Given instruction: Search the records for "title" and copy each line that holds it.

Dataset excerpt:
☆ ☆ ☆ ☆ ☆ ☆ ☆

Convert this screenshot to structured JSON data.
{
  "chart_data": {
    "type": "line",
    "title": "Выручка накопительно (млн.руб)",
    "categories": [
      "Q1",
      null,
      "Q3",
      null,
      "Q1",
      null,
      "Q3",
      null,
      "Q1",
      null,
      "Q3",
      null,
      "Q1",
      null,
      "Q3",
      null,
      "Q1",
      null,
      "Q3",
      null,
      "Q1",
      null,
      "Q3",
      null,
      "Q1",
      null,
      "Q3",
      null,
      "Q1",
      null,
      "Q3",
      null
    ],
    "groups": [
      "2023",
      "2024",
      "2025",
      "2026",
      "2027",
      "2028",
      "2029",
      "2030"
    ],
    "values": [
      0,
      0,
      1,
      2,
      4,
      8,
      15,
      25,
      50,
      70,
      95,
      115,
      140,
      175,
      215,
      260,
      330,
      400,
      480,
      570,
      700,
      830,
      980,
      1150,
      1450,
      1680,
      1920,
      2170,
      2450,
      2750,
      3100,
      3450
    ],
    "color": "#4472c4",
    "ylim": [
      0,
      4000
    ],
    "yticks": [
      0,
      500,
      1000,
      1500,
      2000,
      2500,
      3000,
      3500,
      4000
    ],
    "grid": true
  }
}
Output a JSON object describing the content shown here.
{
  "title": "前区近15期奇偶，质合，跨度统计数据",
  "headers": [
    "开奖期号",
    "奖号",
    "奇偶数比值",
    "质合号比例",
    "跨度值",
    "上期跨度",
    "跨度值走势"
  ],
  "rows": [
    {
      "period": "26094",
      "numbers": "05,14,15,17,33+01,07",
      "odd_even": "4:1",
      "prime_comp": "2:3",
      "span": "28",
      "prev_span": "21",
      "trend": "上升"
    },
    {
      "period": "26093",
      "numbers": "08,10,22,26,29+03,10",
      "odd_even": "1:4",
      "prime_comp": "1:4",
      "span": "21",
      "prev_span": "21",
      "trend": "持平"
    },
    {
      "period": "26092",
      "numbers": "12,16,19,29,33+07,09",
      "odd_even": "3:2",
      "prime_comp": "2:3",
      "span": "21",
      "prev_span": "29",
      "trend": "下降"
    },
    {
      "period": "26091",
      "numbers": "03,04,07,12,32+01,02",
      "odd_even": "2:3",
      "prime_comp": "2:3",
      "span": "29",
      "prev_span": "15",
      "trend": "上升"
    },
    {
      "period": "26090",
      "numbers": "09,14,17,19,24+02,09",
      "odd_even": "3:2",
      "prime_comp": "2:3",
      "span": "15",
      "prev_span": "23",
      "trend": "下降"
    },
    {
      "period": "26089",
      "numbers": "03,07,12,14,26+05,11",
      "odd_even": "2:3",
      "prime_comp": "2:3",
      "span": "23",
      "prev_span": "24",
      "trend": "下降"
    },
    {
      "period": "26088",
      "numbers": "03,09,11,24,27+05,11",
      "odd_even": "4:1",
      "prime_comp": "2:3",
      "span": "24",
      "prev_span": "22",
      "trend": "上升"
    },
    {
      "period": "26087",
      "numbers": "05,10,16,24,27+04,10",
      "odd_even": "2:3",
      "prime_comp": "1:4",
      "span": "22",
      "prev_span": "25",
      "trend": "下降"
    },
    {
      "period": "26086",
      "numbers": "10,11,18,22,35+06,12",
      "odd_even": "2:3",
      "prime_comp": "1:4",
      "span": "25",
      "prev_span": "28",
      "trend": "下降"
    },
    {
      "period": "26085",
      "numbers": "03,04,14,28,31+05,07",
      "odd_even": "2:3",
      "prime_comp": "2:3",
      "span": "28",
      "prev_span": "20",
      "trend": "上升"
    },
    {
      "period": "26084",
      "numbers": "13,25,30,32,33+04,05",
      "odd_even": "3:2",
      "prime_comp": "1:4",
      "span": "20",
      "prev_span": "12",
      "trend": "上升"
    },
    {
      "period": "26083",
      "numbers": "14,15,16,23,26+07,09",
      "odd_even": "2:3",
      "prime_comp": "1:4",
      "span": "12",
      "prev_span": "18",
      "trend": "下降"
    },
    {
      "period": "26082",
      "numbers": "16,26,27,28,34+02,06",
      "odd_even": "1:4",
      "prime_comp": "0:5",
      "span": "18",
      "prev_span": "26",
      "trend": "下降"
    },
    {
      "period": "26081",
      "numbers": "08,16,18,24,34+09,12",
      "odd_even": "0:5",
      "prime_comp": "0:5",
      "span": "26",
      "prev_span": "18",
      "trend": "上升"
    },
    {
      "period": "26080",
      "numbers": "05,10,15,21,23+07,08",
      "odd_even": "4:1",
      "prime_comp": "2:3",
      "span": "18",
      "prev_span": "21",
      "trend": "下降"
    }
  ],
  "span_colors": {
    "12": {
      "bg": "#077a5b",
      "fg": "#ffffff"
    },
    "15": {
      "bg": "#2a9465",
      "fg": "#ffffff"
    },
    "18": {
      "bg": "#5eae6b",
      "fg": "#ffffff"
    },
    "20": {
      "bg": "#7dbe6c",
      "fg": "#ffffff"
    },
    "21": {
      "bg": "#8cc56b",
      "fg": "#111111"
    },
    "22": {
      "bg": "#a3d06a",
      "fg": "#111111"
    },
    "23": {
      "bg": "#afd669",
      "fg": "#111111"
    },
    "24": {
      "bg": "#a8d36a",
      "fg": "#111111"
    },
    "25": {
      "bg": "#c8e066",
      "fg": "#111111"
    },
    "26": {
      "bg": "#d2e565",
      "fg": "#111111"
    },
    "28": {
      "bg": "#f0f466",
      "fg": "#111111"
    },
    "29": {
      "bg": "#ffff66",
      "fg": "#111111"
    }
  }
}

☆ ☆ ☆ ☆ ☆ ☆ ☆

Correct answer:
    "title": "Выручка накопительно (млн.руб)",
  "title": "前区近15期奇偶，质合，跨度统计数据",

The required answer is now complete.